### GIVEN ENTRIES ###

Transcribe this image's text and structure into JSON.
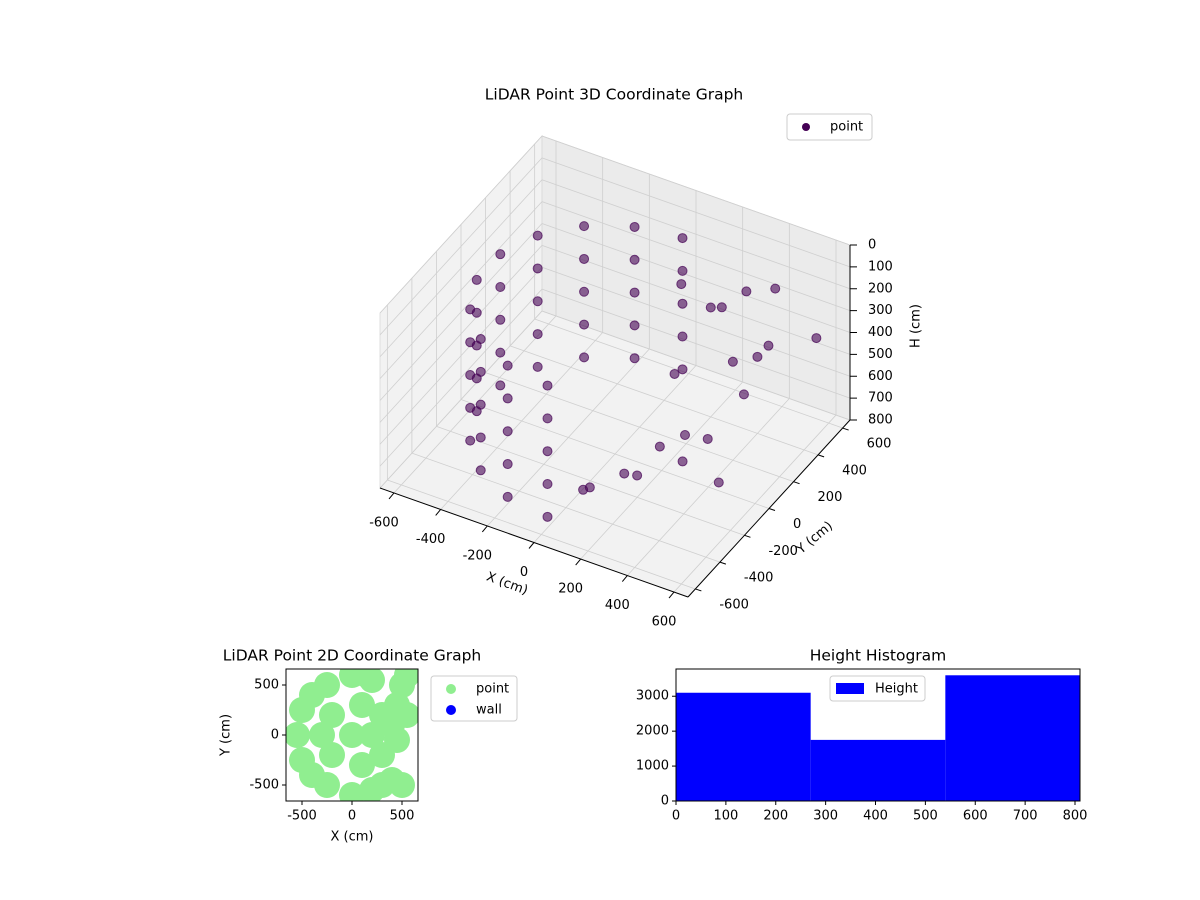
{
  "chart_data": [
    {
      "type": "scatter3d",
      "title": "LiDAR Point 3D Coordinate Graph",
      "xlabel": "X (cm)",
      "ylabel": "Y (cm)",
      "zlabel": "H (cm)",
      "xlim": [
        -660,
        660
      ],
      "ylim": [
        -660,
        660
      ],
      "zlim": [
        800,
        0
      ],
      "xticks": [
        -600,
        -400,
        -200,
        0,
        200,
        400,
        600
      ],
      "yticks": [
        -600,
        -400,
        -200,
        0,
        200,
        400,
        600
      ],
      "zticks": [
        0,
        100,
        200,
        300,
        400,
        500,
        600,
        700,
        800
      ],
      "grid": true,
      "legend": "upper right",
      "series": [
        {
          "name": "point",
          "color": "#440154",
          "x": [
            0,
            -188,
            -354,
            -476,
            -542,
            -542,
            -476,
            -354,
            -188,
            0,
            0,
            -188,
            -354,
            -476,
            -542,
            -542,
            -476,
            -354,
            -188,
            0,
            0,
            -188,
            -354,
            -476,
            -542,
            -542,
            -476,
            -354,
            -188,
            0,
            0,
            -188,
            -354,
            -476,
            -542,
            -542,
            -476,
            -354,
            -188,
            0,
            0,
            -188,
            -354,
            -476,
            -542,
            -542,
            -476,
            -354,
            -188,
            0,
            200,
            300,
            400,
            500,
            450,
            350,
            250,
            100,
            300,
            500,
            550,
            150,
            200,
            400,
            100,
            500,
            300,
            600,
            50,
            450
          ],
          "y": [
            550,
            517,
            421,
            275,
            96,
            -96,
            -275,
            -421,
            -517,
            -550,
            550,
            517,
            421,
            275,
            96,
            -96,
            -275,
            -421,
            -517,
            -550,
            550,
            517,
            421,
            275,
            96,
            -96,
            -275,
            -421,
            -517,
            -550,
            550,
            517,
            421,
            275,
            96,
            -96,
            -275,
            -421,
            -517,
            -550,
            550,
            517,
            421,
            275,
            96,
            -96,
            -275,
            -421,
            -517,
            -550,
            400,
            300,
            200,
            100,
            -100,
            -300,
            -400,
            -450,
            500,
            300,
            -200,
            200,
            -200,
            400,
            350,
            -400,
            0,
            500,
            -300,
            450
          ],
          "z": [
            150,
            150,
            150,
            150,
            150,
            150,
            150,
            150,
            150,
            150,
            300,
            300,
            300,
            300,
            300,
            300,
            300,
            300,
            300,
            300,
            450,
            450,
            450,
            450,
            450,
            450,
            450,
            450,
            450,
            450,
            600,
            600,
            600,
            600,
            600,
            600,
            600,
            600,
            600,
            600,
            750,
            750,
            750,
            750,
            750,
            750,
            750,
            750,
            750,
            750,
            300,
            200,
            350,
            400,
            500,
            450,
            550,
            650,
            250,
            300,
            600,
            500,
            700,
            450,
            200,
            400,
            600,
            350,
            750,
            150
          ]
        }
      ]
    },
    {
      "type": "scatter",
      "title": "LiDAR Point 2D Coordinate Graph",
      "xlabel": "X (cm)",
      "ylabel": "Y (cm)",
      "xlim": [
        -660,
        660
      ],
      "ylim": [
        -660,
        660
      ],
      "xticks": [
        -500,
        0,
        500
      ],
      "yticks": [
        -500,
        0,
        500
      ],
      "legend": "outside right",
      "series": [
        {
          "name": "point",
          "color": "#90ee90",
          "x": [
            -550,
            -500,
            -500,
            -400,
            -400,
            -250,
            -250,
            0,
            0,
            200,
            200,
            -300,
            -200,
            -200,
            0,
            100,
            100,
            200,
            300,
            300,
            400,
            450,
            500,
            550,
            400,
            450,
            300,
            500,
            150,
            550
          ],
          "y": [
            0,
            -250,
            250,
            -400,
            400,
            -500,
            500,
            -600,
            600,
            -550,
            550,
            0,
            -200,
            200,
            0,
            -300,
            300,
            0,
            -200,
            200,
            -450,
            300,
            500,
            600,
            100,
            -50,
            -500,
            -500,
            600,
            200
          ]
        },
        {
          "name": "wall",
          "color": "#0000ff",
          "x": [],
          "y": []
        }
      ]
    },
    {
      "type": "histogram",
      "title": "Height Histogram",
      "bins": [
        0,
        270,
        540,
        810
      ],
      "values": [
        3100,
        1750,
        3600
      ],
      "series_name": "Height",
      "color": "#0000ff",
      "xlim": [
        0,
        810
      ],
      "ylim": [
        0,
        3780
      ],
      "xticks": [
        0,
        100,
        200,
        300,
        400,
        500,
        600,
        700,
        800
      ],
      "yticks": [
        0,
        1000,
        2000,
        3000
      ],
      "legend": "upper center"
    }
  ]
}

###

• _GOAL_
Tally up the lines in the preceding listing that contain the string "upper". Respond with the number and nothing else.

• _SOLUTION FOR THIS TASK_
2